[Start of Records supplied]

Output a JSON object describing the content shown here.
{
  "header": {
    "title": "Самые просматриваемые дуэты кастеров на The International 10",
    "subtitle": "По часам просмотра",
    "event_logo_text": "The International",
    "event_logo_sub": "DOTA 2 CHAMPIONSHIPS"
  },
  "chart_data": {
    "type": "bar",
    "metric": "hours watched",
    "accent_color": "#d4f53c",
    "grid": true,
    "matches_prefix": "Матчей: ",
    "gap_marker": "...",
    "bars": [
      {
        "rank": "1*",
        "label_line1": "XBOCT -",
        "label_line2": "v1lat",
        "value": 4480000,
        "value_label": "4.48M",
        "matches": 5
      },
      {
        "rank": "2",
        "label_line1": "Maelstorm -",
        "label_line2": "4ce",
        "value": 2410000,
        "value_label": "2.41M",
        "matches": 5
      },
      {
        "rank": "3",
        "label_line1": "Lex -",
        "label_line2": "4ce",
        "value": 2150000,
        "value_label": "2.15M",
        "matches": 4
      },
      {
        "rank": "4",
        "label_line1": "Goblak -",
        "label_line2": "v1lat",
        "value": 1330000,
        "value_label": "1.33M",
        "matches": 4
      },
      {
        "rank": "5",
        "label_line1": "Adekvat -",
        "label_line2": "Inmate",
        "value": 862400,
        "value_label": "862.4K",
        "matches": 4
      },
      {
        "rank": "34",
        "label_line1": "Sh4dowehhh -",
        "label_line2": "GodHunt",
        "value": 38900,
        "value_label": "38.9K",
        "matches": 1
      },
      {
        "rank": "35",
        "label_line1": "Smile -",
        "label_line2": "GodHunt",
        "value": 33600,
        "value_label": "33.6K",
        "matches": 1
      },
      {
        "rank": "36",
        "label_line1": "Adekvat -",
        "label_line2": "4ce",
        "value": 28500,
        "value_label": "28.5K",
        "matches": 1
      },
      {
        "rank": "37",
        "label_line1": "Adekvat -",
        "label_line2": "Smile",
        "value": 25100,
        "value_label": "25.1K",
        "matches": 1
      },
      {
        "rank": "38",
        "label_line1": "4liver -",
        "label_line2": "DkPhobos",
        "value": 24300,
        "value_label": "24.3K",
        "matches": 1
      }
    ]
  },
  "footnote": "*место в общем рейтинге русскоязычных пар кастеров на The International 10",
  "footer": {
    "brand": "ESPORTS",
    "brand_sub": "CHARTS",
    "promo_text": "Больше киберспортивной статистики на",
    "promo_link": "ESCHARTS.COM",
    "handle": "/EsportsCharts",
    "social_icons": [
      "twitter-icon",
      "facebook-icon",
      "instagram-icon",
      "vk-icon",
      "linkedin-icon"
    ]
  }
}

[End of Records supplied]

What the exercise asks
From the listing above, reproduce all the lines exactly.

The completed task
Output a JSON object describing the content shown here.
{
  "header": {
    "title": "Самые просматриваемые дуэты кастеров на The International 10",
    "subtitle": "По часам просмотра",
    "event_logo_text": "The International",
    "event_logo_sub": "DOTA 2 CHAMPIONSHIPS"
  },
  "chart_data": {
    "type": "bar",
    "metric": "hours watched",
    "accent_color": "#d4f53c",
    "grid": true,
    "matches_prefix": "Матчей: ",
    "gap_marker": "...",
    "bars": [
      {
        "rank": "1*",
        "label_line1": "XBOCT -",
        "label_line2": "v1lat",
        "value": 4480000,
        "value_label": "4.48M",
        "matches": 5
      },
      {
        "rank": "2",
        "label_line1": "Maelstorm -",
        "label_line2": "4ce",
        "value": 2410000,
        "value_label": "2.41M",
        "matches": 5
      },
      {
        "rank": "3",
        "label_line1": "Lex -",
        "label_line2": "4ce",
        "value": 2150000,
        "value_label": "2.15M",
        "matches": 4
      },
      {
        "rank": "4",
        "label_line1": "Goblak -",
        "label_line2": "v1lat",
        "value": 1330000,
        "value_label": "1.33M",
        "matches": 4
      },
      {
        "rank": "5",
        "label_line1": "Adekvat -",
        "label_line2": "Inmate",
        "value": 862400,
        "value_label": "862.4K",
        "matches": 4
      },
      {
        "rank": "34",
        "label_line1": "Sh4dowehhh -",
        "label_line2": "GodHunt",
        "value": 38900,
        "value_label": "38.9K",
        "matches": 1
      },
      {
        "rank": "35",
        "label_line1": "Smile -",
        "label_line2": "GodHunt",
        "value": 33600,
        "value_label": "33.6K",
        "matches": 1
      },
      {
        "rank": "36",
        "label_line1": "Adekvat -",
        "label_line2": "4ce",
        "value": 28500,
        "value_label": "28.5K",
        "matches": 1
      },
      {
        "rank": "37",
        "label_line1": "Adekvat -",
        "label_line2": "Smile",
        "value": 25100,
        "value_label": "25.1K",
        "matches": 1
      },
      {
        "rank": "38",
        "label_line1": "4liver -",
        "label_line2": "DkPhobos",
        "value": 24300,
        "value_label": "24.3K",
        "matches": 1
      }
    ]
  },
  "footnote": "*место в общем рейтинге русскоязычных пар кастеров на The International 10",
  "footer": {
    "brand": "ESPORTS",
    "brand_sub": "CHARTS",
    "promo_text": "Больше киберспортивной статистики на",
    "promo_link": "ESCHARTS.COM",
    "handle": "/EsportsCharts",
    "social_icons": [
      "twitter-icon",
      "facebook-icon",
      "instagram-icon",
      "vk-icon",
      "linkedin-icon"
    ]
  }
}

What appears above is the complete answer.